» **TASK BRIEF**: Find every line of the listing below where "true" appears, and copy it.

» **Part of a data file**:
## BEGIN
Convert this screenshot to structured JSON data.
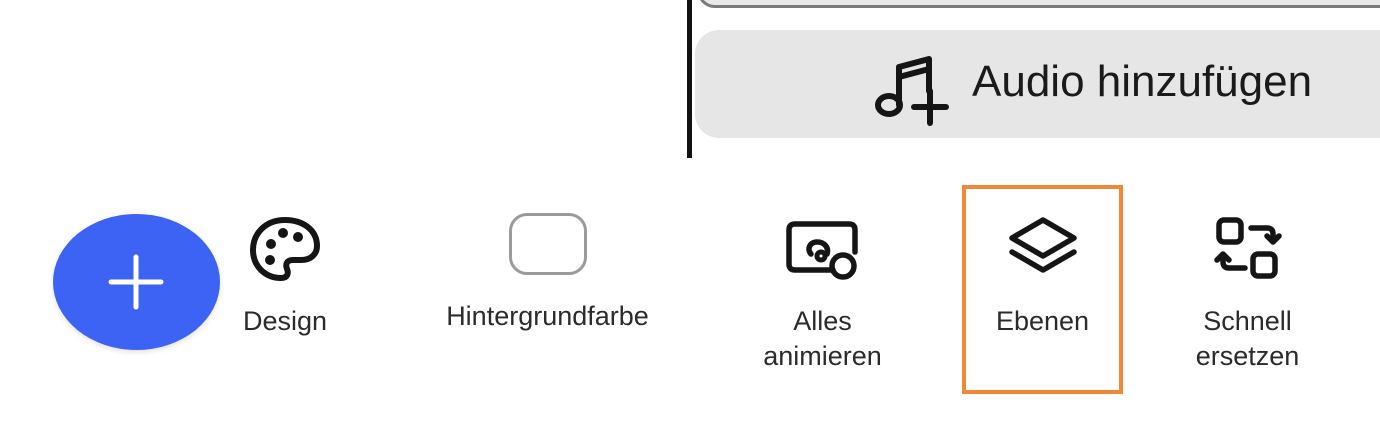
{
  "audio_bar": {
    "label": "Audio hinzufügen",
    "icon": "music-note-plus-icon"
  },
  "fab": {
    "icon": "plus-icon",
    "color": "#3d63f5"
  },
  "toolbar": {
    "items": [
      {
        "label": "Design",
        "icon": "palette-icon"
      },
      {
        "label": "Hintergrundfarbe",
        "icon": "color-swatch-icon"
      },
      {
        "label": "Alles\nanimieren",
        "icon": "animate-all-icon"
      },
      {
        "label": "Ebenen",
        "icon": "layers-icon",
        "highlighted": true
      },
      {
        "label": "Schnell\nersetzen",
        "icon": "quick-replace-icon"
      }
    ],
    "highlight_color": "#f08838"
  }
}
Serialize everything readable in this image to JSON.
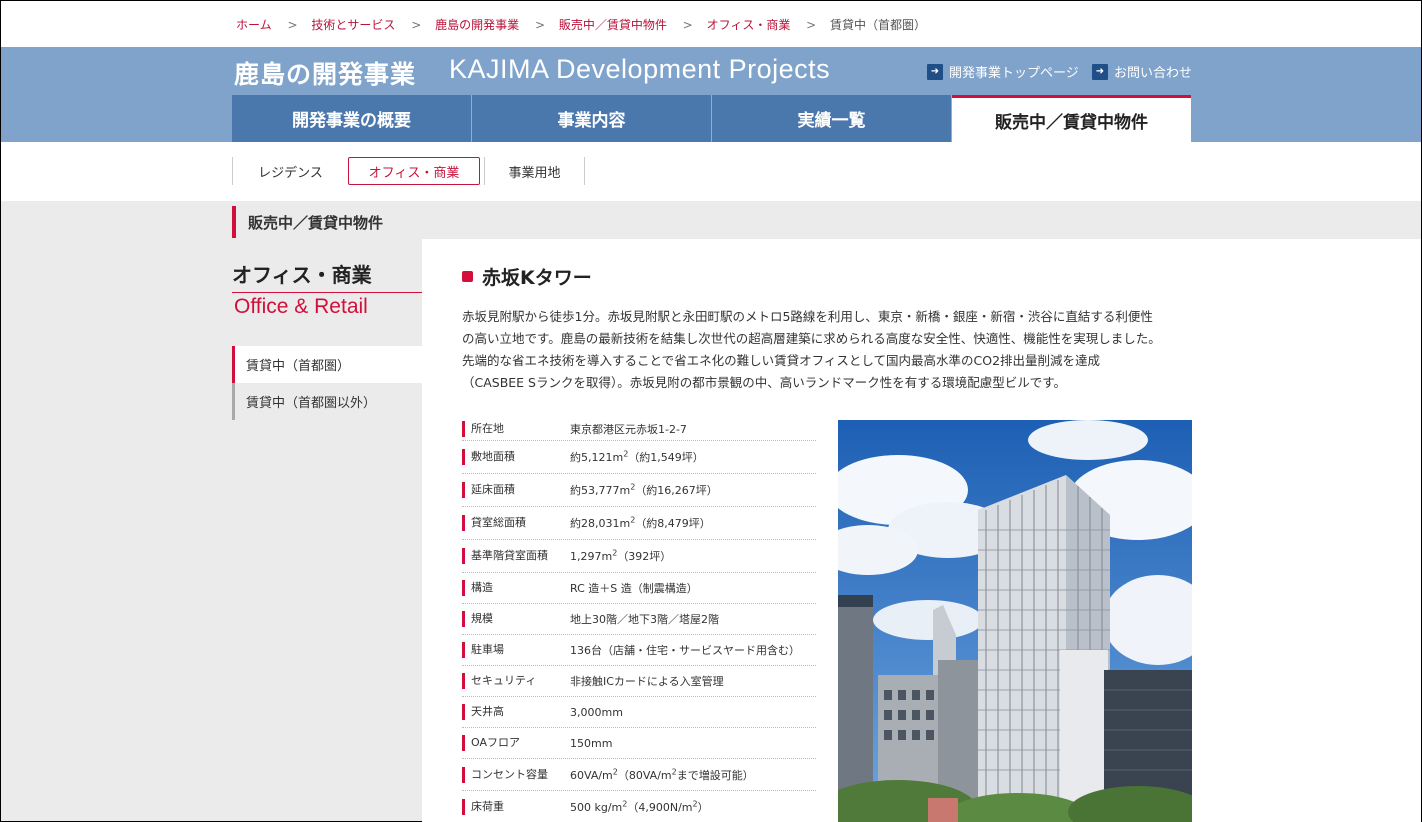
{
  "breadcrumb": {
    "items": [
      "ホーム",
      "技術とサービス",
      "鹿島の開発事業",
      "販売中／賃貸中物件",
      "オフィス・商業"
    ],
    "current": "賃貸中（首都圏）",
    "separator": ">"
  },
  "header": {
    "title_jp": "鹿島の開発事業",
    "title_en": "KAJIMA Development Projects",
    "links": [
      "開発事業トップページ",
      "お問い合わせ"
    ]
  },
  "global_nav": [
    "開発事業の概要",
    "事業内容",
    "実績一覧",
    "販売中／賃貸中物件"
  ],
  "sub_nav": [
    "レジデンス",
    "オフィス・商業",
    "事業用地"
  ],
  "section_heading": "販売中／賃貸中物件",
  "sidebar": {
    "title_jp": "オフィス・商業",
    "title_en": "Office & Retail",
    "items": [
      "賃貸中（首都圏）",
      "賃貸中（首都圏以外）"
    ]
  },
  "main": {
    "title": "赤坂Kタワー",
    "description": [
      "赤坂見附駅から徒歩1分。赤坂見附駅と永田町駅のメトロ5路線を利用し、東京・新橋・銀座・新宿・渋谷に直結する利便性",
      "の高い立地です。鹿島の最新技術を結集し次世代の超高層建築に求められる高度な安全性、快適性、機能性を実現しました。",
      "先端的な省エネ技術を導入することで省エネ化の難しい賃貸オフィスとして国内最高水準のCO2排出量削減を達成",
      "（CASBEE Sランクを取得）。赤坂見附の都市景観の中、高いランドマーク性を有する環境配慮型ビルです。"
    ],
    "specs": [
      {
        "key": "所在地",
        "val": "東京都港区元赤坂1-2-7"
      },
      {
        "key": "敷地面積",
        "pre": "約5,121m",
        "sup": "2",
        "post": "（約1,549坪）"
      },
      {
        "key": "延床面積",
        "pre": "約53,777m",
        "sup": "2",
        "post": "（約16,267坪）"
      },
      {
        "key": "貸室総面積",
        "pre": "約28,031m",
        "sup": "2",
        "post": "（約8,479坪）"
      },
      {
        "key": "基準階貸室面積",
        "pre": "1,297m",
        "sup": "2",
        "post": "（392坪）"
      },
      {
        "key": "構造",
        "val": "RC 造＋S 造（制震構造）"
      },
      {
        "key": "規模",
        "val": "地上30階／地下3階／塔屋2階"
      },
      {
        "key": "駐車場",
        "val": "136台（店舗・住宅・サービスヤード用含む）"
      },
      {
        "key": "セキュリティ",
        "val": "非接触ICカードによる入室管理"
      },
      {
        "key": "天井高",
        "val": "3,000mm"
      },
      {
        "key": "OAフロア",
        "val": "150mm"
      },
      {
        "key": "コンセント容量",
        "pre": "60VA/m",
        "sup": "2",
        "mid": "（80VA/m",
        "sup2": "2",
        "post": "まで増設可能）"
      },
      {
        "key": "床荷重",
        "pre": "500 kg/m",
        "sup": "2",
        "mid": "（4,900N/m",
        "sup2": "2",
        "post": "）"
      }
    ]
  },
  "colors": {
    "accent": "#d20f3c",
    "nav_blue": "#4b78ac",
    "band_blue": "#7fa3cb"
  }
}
## END
## BEGIN
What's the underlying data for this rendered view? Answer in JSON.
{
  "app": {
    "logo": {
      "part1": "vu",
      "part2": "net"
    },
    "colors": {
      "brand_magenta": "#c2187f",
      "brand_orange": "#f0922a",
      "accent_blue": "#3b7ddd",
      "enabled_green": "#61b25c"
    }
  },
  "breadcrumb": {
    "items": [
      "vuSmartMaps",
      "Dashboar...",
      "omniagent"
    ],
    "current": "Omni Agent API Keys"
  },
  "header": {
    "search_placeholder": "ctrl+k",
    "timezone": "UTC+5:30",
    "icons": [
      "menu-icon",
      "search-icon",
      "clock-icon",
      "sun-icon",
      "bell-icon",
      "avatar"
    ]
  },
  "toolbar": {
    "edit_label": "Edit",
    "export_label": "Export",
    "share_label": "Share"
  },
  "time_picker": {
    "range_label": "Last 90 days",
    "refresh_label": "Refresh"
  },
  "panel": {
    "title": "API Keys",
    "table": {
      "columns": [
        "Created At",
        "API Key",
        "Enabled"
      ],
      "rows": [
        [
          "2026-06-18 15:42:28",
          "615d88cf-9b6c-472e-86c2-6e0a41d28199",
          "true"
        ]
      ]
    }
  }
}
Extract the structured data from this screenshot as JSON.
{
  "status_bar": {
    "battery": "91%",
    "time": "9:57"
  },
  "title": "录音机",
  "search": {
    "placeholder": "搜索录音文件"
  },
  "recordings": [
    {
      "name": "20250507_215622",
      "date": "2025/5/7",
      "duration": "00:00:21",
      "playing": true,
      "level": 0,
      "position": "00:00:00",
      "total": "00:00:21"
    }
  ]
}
## END
» **WRITTEN RESPONSE**:
        "highlighted": true
          "true"
      "playing": true,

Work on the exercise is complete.